Annotated element entries
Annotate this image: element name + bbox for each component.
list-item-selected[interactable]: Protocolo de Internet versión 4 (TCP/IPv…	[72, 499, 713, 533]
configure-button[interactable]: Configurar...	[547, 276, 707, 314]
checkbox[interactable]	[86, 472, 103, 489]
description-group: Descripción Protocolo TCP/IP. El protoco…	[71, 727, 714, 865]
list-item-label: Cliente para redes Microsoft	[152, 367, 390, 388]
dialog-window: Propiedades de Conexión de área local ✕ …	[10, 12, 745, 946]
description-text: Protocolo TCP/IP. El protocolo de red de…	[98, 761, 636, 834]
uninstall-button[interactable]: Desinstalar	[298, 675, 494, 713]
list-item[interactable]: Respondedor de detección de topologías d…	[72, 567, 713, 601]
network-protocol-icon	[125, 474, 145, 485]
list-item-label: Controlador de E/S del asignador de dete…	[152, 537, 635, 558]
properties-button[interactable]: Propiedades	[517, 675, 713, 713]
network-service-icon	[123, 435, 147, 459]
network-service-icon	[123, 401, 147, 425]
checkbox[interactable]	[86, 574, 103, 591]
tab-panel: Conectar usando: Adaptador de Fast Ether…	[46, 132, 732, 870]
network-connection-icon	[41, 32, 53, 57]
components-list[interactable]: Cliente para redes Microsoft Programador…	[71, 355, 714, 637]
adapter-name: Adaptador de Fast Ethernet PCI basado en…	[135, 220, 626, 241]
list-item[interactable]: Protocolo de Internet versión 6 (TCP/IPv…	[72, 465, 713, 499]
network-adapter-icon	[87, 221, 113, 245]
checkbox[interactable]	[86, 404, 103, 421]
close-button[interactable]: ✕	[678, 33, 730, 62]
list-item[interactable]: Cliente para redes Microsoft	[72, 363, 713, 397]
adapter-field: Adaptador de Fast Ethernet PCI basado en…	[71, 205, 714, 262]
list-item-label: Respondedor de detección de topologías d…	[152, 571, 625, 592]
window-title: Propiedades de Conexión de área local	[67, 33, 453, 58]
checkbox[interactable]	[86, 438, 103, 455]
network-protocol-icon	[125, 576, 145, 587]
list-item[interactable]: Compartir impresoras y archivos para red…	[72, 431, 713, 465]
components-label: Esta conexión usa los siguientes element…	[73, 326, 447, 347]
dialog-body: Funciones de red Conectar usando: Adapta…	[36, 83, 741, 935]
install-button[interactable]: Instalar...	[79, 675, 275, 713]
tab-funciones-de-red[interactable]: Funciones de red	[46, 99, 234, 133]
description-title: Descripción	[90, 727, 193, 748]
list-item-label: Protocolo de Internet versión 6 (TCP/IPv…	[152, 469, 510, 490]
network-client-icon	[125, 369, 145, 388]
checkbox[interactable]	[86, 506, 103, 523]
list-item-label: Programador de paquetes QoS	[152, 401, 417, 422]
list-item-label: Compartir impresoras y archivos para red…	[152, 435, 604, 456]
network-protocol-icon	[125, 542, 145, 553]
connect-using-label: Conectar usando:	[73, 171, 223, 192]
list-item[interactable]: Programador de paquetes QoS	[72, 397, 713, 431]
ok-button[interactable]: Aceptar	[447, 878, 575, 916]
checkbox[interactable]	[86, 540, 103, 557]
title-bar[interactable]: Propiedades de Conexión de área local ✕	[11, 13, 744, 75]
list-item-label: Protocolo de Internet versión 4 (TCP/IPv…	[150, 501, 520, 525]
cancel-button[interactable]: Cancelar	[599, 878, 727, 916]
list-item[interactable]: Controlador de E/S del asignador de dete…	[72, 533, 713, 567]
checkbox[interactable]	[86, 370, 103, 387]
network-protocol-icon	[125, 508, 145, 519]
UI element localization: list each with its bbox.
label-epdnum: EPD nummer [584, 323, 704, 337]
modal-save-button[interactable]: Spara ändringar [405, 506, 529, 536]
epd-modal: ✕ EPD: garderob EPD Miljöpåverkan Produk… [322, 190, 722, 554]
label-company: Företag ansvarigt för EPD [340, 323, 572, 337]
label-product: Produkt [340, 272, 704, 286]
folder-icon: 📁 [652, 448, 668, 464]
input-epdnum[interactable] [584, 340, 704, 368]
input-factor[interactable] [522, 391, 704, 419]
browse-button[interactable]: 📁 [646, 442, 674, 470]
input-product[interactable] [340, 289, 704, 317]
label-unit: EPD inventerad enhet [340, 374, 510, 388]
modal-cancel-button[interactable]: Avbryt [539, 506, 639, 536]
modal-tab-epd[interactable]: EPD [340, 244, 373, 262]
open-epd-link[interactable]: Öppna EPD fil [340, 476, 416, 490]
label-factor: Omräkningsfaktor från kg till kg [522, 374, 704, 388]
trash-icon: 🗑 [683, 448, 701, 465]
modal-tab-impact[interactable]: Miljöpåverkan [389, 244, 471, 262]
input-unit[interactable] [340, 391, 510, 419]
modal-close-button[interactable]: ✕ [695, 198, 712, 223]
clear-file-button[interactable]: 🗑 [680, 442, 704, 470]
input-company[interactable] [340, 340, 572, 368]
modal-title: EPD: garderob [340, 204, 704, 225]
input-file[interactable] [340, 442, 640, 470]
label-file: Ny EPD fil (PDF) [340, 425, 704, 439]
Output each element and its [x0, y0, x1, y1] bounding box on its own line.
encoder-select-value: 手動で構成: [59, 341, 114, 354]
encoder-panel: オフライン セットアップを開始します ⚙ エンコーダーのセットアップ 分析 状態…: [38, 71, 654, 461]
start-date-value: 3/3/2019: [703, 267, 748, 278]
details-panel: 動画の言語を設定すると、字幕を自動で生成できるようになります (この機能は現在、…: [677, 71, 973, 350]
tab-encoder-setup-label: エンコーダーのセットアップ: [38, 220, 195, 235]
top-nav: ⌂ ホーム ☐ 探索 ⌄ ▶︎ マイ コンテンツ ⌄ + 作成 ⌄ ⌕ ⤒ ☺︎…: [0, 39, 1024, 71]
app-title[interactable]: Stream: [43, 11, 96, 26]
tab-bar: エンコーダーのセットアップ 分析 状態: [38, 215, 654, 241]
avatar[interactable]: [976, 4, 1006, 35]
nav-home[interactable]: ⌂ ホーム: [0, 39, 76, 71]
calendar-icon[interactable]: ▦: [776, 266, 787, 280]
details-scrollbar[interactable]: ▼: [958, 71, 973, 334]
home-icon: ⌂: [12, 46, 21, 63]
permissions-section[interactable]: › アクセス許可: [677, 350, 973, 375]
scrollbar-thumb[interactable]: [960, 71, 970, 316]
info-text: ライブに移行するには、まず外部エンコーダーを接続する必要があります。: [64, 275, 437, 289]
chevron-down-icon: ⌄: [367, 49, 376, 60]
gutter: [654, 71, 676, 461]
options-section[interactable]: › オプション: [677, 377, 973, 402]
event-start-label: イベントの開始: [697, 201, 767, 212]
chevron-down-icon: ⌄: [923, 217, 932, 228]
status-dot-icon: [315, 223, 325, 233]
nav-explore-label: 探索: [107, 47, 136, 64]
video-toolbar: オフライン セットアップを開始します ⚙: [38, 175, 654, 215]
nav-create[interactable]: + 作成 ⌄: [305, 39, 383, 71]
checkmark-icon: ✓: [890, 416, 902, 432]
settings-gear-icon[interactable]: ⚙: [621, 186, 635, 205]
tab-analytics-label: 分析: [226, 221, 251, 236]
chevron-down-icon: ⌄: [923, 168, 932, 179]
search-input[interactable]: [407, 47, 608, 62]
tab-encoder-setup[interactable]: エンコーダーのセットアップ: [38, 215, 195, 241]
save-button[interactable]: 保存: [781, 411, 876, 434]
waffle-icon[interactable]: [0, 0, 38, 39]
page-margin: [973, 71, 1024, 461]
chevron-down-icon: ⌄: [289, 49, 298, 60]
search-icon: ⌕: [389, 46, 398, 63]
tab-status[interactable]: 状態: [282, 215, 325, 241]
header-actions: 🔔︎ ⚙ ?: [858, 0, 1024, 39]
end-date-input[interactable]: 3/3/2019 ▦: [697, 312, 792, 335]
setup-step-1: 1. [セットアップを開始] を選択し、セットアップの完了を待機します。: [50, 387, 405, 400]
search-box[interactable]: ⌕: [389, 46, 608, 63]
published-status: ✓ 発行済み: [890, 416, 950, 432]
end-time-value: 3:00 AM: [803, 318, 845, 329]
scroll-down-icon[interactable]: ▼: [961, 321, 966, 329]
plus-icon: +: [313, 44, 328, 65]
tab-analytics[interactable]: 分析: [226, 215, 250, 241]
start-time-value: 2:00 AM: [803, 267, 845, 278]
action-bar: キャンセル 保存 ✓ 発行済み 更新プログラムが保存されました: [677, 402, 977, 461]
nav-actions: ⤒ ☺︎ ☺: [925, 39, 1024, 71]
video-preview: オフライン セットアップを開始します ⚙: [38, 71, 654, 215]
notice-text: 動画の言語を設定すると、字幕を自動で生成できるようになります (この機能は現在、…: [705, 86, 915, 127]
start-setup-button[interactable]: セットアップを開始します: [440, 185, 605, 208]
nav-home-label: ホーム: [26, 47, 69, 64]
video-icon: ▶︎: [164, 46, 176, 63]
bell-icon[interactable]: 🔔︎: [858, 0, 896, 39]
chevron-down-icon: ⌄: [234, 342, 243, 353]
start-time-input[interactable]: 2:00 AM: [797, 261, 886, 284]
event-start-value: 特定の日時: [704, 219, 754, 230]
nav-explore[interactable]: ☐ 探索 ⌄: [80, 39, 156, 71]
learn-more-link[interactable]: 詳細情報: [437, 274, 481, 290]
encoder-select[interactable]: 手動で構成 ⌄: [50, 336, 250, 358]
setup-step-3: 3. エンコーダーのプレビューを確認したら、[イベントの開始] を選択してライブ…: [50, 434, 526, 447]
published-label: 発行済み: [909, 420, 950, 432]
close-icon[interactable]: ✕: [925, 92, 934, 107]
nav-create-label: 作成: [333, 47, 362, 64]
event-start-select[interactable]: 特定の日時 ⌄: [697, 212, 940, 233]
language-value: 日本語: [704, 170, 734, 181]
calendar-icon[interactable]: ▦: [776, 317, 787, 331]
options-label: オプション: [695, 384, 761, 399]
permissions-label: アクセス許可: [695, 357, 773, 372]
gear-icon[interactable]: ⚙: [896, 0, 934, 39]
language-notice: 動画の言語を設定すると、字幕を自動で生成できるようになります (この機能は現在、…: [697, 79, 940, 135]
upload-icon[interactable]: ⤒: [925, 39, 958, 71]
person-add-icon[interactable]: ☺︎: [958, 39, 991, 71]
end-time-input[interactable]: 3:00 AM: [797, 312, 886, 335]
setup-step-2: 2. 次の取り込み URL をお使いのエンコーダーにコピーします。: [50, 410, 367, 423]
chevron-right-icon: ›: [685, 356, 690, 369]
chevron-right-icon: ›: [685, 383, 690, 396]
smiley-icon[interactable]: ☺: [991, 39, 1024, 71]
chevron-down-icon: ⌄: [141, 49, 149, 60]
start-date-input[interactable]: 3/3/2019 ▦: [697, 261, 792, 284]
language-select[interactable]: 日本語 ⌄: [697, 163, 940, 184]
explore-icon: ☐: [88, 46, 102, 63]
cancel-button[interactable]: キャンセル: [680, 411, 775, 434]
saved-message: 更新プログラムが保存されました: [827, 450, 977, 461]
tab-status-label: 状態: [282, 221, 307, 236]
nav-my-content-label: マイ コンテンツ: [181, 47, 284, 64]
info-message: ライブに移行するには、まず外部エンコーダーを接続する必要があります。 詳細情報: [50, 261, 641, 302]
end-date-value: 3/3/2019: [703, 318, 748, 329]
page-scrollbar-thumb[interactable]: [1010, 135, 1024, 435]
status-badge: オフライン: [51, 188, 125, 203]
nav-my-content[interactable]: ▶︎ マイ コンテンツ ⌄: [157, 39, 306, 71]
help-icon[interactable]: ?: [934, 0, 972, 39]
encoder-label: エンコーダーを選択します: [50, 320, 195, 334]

* Task directions
Return the lines from the first one through the line with "472, 103, 489]", both included, copied without any change.

* Result
Annotate this image: element name + bbox for each component.
list-item-selected[interactable]: Protocolo de Internet versión 4 (TCP/IPv…	[72, 499, 713, 533]
configure-button[interactable]: Configurar...	[547, 276, 707, 314]
checkbox[interactable]	[86, 472, 103, 489]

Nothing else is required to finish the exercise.